**Exercise aim:**
Copy all of the records below verbatim.

**Supplied material:**
▼▼▼

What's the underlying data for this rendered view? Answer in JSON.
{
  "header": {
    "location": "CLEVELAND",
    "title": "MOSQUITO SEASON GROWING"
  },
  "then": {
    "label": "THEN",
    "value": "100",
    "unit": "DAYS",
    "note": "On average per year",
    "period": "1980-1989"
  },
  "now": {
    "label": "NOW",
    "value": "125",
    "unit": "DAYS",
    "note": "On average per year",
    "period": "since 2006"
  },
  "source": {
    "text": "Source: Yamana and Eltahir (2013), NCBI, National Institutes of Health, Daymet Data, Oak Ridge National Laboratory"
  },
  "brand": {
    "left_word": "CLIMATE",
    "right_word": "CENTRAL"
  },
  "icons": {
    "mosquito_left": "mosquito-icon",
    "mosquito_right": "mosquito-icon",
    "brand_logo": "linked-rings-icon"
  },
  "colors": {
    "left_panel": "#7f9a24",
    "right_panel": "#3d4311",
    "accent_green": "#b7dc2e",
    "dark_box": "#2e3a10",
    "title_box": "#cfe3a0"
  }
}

▲▲▲

**Result of the exercise:**
What's the underlying data for this rendered view? Answer in JSON.
{
  "header": {
    "location": "CLEVELAND",
    "title": "MOSQUITO SEASON GROWING"
  },
  "then": {
    "label": "THEN",
    "value": "100",
    "unit": "DAYS",
    "note": "On average per year",
    "period": "1980-1989"
  },
  "now": {
    "label": "NOW",
    "value": "125",
    "unit": "DAYS",
    "note": "On average per year",
    "period": "since 2006"
  },
  "source": {
    "text": "Source: Yamana and Eltahir (2013), NCBI, National Institutes of Health, Daymet Data, Oak Ridge National Laboratory"
  },
  "brand": {
    "left_word": "CLIMATE",
    "right_word": "CENTRAL"
  },
  "icons": {
    "mosquito_left": "mosquito-icon",
    "mosquito_right": "mosquito-icon",
    "brand_logo": "linked-rings-icon"
  },
  "colors": {
    "left_panel": "#7f9a24",
    "right_panel": "#3d4311",
    "accent_green": "#b7dc2e",
    "dark_box": "#2e3a10",
    "title_box": "#cfe3a0"
  }
}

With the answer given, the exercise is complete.